--- Dataset records ---
——————
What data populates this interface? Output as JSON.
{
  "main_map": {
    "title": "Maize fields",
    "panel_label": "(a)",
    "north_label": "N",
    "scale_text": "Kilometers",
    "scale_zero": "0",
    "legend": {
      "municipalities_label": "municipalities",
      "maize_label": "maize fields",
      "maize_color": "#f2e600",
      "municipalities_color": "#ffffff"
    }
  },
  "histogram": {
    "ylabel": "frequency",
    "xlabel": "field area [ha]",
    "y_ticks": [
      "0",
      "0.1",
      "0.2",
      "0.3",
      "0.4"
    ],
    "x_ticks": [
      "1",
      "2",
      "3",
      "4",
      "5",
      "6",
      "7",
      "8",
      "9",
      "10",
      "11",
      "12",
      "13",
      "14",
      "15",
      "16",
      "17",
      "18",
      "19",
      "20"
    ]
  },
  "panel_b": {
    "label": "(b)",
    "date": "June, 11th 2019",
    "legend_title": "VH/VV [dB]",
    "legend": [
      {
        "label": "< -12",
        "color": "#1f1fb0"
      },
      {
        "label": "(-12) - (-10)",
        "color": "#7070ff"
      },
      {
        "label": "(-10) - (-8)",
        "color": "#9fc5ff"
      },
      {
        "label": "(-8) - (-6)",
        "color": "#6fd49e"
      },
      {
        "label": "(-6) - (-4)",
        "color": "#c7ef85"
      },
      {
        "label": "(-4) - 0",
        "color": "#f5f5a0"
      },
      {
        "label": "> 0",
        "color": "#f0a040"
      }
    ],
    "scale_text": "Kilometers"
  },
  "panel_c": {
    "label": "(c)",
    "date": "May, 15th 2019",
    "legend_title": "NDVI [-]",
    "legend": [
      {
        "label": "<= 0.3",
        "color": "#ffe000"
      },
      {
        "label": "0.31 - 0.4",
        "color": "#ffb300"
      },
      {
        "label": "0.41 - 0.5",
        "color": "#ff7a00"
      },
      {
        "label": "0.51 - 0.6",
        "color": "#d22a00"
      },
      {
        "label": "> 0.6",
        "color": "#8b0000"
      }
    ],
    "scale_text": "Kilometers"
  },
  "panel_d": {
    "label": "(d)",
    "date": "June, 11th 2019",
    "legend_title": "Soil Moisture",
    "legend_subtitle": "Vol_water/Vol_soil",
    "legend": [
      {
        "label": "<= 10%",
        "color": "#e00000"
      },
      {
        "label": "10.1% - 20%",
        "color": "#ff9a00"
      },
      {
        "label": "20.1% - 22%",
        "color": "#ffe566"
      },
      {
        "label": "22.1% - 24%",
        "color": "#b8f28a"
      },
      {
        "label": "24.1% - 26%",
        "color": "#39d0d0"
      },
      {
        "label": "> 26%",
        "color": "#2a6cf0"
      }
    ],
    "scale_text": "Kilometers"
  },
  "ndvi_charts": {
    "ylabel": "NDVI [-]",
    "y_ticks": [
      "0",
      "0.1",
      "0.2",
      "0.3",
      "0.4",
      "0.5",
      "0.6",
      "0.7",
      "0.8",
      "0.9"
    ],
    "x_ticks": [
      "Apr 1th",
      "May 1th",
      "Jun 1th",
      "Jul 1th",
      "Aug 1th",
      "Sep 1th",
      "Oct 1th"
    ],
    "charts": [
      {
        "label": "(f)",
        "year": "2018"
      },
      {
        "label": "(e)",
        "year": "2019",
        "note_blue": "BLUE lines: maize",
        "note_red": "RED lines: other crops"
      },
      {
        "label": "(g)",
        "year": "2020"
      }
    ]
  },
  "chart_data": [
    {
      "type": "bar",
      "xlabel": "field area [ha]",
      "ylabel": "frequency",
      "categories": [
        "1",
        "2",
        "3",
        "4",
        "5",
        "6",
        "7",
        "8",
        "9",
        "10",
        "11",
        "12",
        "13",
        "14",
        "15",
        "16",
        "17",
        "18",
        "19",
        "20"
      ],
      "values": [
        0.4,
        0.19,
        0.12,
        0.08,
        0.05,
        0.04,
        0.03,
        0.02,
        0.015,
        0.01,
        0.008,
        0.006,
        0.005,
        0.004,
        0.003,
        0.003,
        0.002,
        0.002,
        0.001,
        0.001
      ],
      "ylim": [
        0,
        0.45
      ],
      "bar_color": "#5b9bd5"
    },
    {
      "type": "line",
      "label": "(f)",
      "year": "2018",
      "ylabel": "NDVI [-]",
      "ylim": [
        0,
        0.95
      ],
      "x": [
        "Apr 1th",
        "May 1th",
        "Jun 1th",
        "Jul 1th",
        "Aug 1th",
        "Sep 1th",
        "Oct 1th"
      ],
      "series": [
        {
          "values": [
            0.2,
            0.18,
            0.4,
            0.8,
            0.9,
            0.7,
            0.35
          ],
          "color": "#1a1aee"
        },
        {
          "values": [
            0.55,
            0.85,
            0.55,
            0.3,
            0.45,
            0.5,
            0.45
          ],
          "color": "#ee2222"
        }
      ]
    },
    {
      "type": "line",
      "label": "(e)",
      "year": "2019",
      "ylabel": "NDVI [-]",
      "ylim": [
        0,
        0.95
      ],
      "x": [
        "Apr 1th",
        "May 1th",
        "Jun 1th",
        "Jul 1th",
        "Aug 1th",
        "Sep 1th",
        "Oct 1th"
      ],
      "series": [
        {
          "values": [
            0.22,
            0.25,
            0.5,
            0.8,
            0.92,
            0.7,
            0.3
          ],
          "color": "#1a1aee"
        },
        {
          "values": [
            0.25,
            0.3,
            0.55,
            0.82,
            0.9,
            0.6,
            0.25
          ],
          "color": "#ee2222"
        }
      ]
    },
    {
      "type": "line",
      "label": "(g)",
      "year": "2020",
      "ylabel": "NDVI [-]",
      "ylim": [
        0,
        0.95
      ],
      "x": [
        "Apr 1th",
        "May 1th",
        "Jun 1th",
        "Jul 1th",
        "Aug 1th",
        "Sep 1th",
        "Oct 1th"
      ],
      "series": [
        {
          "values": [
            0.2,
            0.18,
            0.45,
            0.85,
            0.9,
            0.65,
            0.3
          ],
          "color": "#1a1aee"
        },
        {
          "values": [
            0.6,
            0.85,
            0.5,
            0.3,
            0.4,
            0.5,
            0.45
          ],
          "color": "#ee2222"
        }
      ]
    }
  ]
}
——————
--- Set task ---
Restate the listing above word for word.

--- Written response ---
What data populates this interface? Output as JSON.
{
  "main_map": {
    "title": "Maize fields",
    "panel_label": "(a)",
    "north_label": "N",
    "scale_text": "Kilometers",
    "scale_zero": "0",
    "legend": {
      "municipalities_label": "municipalities",
      "maize_label": "maize fields",
      "maize_color": "#f2e600",
      "municipalities_color": "#ffffff"
    }
  },
  "histogram": {
    "ylabel": "frequency",
    "xlabel": "field area [ha]",
    "y_ticks": [
      "0",
      "0.1",
      "0.2",
      "0.3",
      "0.4"
    ],
    "x_ticks": [
      "1",
      "2",
      "3",
      "4",
      "5",
      "6",
      "7",
      "8",
      "9",
      "10",
      "11",
      "12",
      "13",
      "14",
      "15",
      "16",
      "17",
      "18",
      "19",
      "20"
    ]
  },
  "panel_b": {
    "label": "(b)",
    "date": "June, 11th 2019",
    "legend_title": "VH/VV [dB]",
    "legend": [
      {
        "label": "< -12",
        "color": "#1f1fb0"
      },
      {
        "label": "(-12) - (-10)",
        "color": "#7070ff"
      },
      {
        "label": "(-10) - (-8)",
        "color": "#9fc5ff"
      },
      {
        "label": "(-8) - (-6)",
        "color": "#6fd49e"
      },
      {
        "label": "(-6) - (-4)",
        "color": "#c7ef85"
      },
      {
        "label": "(-4) - 0",
        "color": "#f5f5a0"
      },
      {
        "label": "> 0",
        "color": "#f0a040"
      }
    ],
    "scale_text": "Kilometers"
  },
  "panel_c": {
    "label": "(c)",
    "date": "May, 15th 2019",
    "legend_title": "NDVI [-]",
    "legend": [
      {
        "label": "<= 0.3",
        "color": "#ffe000"
      },
      {
        "label": "0.31 - 0.4",
        "color": "#ffb300"
      },
      {
        "label": "0.41 - 0.5",
        "color": "#ff7a00"
      },
      {
        "label": "0.51 - 0.6",
        "color": "#d22a00"
      },
      {
        "label": "> 0.6",
        "color": "#8b0000"
      }
    ],
    "scale_text": "Kilometers"
  },
  "panel_d": {
    "label": "(d)",
    "date": "June, 11th 2019",
    "legend_title": "Soil Moisture",
    "legend_subtitle": "Vol_water/Vol_soil",
    "legend": [
      {
        "label": "<= 10%",
        "color": "#e00000"
      },
      {
        "label": "10.1% - 20%",
        "color": "#ff9a00"
      },
      {
        "label": "20.1% - 22%",
        "color": "#ffe566"
      },
      {
        "label": "22.1% - 24%",
        "color": "#b8f28a"
      },
      {
        "label": "24.1% - 26%",
        "color": "#39d0d0"
      },
      {
        "label": "> 26%",
        "color": "#2a6cf0"
      }
    ],
    "scale_text": "Kilometers"
  },
  "ndvi_charts": {
    "ylabel": "NDVI [-]",
    "y_ticks": [
      "0",
      "0.1",
      "0.2",
      "0.3",
      "0.4",
      "0.5",
      "0.6",
      "0.7",
      "0.8",
      "0.9"
    ],
    "x_ticks": [
      "Apr 1th",
      "May 1th",
      "Jun 1th",
      "Jul 1th",
      "Aug 1th",
      "Sep 1th",
      "Oct 1th"
    ],
    "charts": [
      {
        "label": "(f)",
        "year": "2018"
      },
      {
        "label": "(e)",
        "year": "2019",
        "note_blue": "BLUE lines: maize",
        "note_red": "RED lines: other crops"
      },
      {
        "label": "(g)",
        "year": "2020"
      }
    ]
  },
  "chart_data": [
    {
      "type": "bar",
      "xlabel": "field area [ha]",
      "ylabel": "frequency",
      "categories": [
        "1",
        "2",
        "3",
        "4",
        "5",
        "6",
        "7",
        "8",
        "9",
        "10",
        "11",
        "12",
        "13",
        "14",
        "15",
        "16",
        "17",
        "18",
        "19",
        "20"
      ],
      "values": [
        0.4,
        0.19,
        0.12,
        0.08,
        0.05,
        0.04,
        0.03,
        0.02,
        0.015,
        0.01,
        0.008,
        0.006,
        0.005,
        0.004,
        0.003,
        0.003,
        0.002,
        0.002,
        0.001,
        0.001
      ],
      "ylim": [
        0,
        0.45
      ],
      "bar_color": "#5b9bd5"
    },
    {
      "type": "line",
      "label": "(f)",
      "year": "2018",
      "ylabel": "NDVI [-]",
      "ylim": [
        0,
        0.95
      ],
      "x": [
        "Apr 1th",
        "May 1th",
        "Jun 1th",
        "Jul 1th",
        "Aug 1th",
        "Sep 1th",
        "Oct 1th"
      ],
      "series": [
        {
          "values": [
            0.2,
            0.18,
            0.4,
            0.8,
            0.9,
            0.7,
            0.35
          ],
          "color": "#1a1aee"
        },
        {
          "values": [
            0.55,
            0.85,
            0.55,
            0.3,
            0.45,
            0.5,
            0.45
          ],
          "color": "#ee2222"
        }
      ]
    },
    {
      "type": "line",
      "label": "(e)",
      "year": "2019",
      "ylabel": "NDVI [-]",
      "ylim": [
        0,
        0.95
      ],
      "x": [
        "Apr 1th",
        "May 1th",
        "Jun 1th",
        "Jul 1th",
        "Aug 1th",
        "Sep 1th",
        "Oct 1th"
      ],
      "series": [
        {
          "values": [
            0.22,
            0.25,
            0.5,
            0.8,
            0.92,
            0.7,
            0.3
          ],
          "color": "#1a1aee"
        },
        {
          "values": [
            0.25,
            0.3,
            0.55,
            0.82,
            0.9,
            0.6,
            0.25
          ],
          "color": "#ee2222"
        }
      ]
    },
    {
      "type": "line",
      "label": "(g)",
      "year": "2020",
      "ylabel": "NDVI [-]",
      "ylim": [
        0,
        0.95
      ],
      "x": [
        "Apr 1th",
        "May 1th",
        "Jun 1th",
        "Jul 1th",
        "Aug 1th",
        "Sep 1th",
        "Oct 1th"
      ],
      "series": [
        {
          "values": [
            0.2,
            0.18,
            0.45,
            0.85,
            0.9,
            0.65,
            0.3
          ],
          "color": "#1a1aee"
        },
        {
          "values": [
            0.6,
            0.85,
            0.5,
            0.3,
            0.4,
            0.5,
            0.45
          ],
          "color": "#ee2222"
        }
      ]
    }
  ]
}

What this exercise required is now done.